- WHAT YOU HAVE TO DO -
Lay out the items as a Markdown table with the columns "Row" and "Text": start at the first line of the items and go through the line that contains "For every button, label, input, icon, or", numbering each line in order. Skip blank lines and leave the pictures out.

────────────────────────────────────────

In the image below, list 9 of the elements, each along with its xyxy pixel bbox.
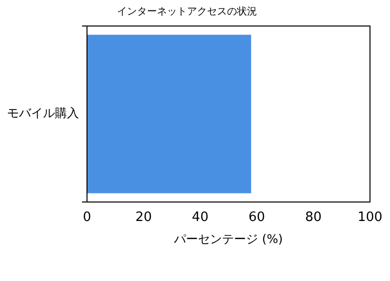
x-tick-label: 40 xyxy=(192,210,208,226)
x-axis-title: パーセンテージ (%) xyxy=(173,232,283,246)
x-tick-label: 100 xyxy=(358,210,382,226)
y-tick-label: モバイル購入 xyxy=(7,106,79,120)
x-tick-label: 60 xyxy=(248,210,266,226)
x-tick-label: 80 xyxy=(305,210,322,226)
x-tick-label: 0 xyxy=(82,210,92,226)
chart-title: インターネットアクセスの状況 xyxy=(117,6,257,18)
x-tick-label: 20 xyxy=(135,210,152,226)
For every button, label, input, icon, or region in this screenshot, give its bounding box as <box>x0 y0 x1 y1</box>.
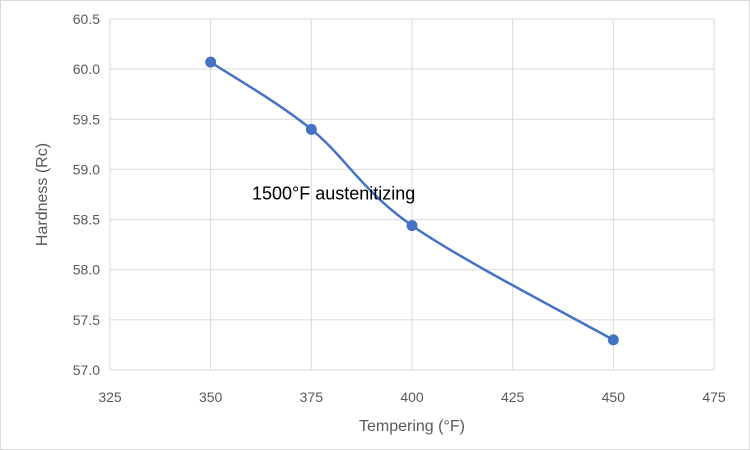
data-point <box>205 56 217 68</box>
data-point <box>607 334 619 346</box>
y-tick-label: 59.0 <box>73 161 100 177</box>
series-line <box>209 60 615 342</box>
y-tick-label: 60.5 <box>73 11 100 27</box>
y-tick-label: 58.5 <box>73 212 100 228</box>
y-axis-title: Hardness (Rc) <box>34 143 51 246</box>
x-tick-label: 375 <box>300 389 324 405</box>
x-tick-label: 400 <box>400 389 424 405</box>
y-tick-label: 58.0 <box>73 262 100 278</box>
y-tick-label: 57.5 <box>73 312 100 328</box>
annotations: 1500°F austenitizing <box>252 184 415 204</box>
x-tick-label: 475 <box>702 389 726 405</box>
annotation-label: 1500°F austenitizing <box>252 184 415 204</box>
x-tick-label: 325 <box>98 389 122 405</box>
tick-labels: 57.0 57.5 58.0 58.5 59.0 59.5 60.0 60.5 325 350 37… <box>73 11 726 405</box>
x-tick-label: 425 <box>501 389 525 405</box>
y-tick-label: 60.0 <box>73 61 100 77</box>
x-tick-label: 450 <box>602 389 626 405</box>
y-tick-label: 59.5 <box>73 111 100 127</box>
x-tick-label: 350 <box>199 389 223 405</box>
data-point <box>305 123 317 135</box>
data-point <box>406 220 418 232</box>
grid <box>109 18 715 371</box>
x-axis-title: Tempering (°F) <box>359 418 465 435</box>
series <box>205 56 619 346</box>
y-tick-label: 57.0 <box>73 362 100 378</box>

────────────────────────────────────────

- RESPONSE FOR THIS EXERCISE -
| Row | Text |
|---|---|
| 1 | In the image below, list 9 of the elements, each along with its xyxy pixel bbox. |
| 2 | x-tick-label: 40 xyxy=(192,210,208,226) |
| 3 | x-axis-title: パーセンテージ (%) xyxy=(173,232,283,246) |
| 4 | x-tick-label: 100 xyxy=(358,210,382,226) |
| 5 | y-tick-label: モバイル購入 xyxy=(7,106,79,120) |
| 6 | x-tick-label: 60 xyxy=(248,210,266,226) |
| 7 | x-tick-label: 80 xyxy=(305,210,322,226) |
| 8 | x-tick-label: 0 xyxy=(82,210,92,226) |
| 9 | chart-title: インターネットアクセスの状況 xyxy=(117,6,257,18) |
| 10 | x-tick-label: 20 xyxy=(135,210,152,226) |
| 11 | For every button, label, input, icon, or region in this screenshot, give its bounding box as <box>x0 y0 x1 y1</box>. |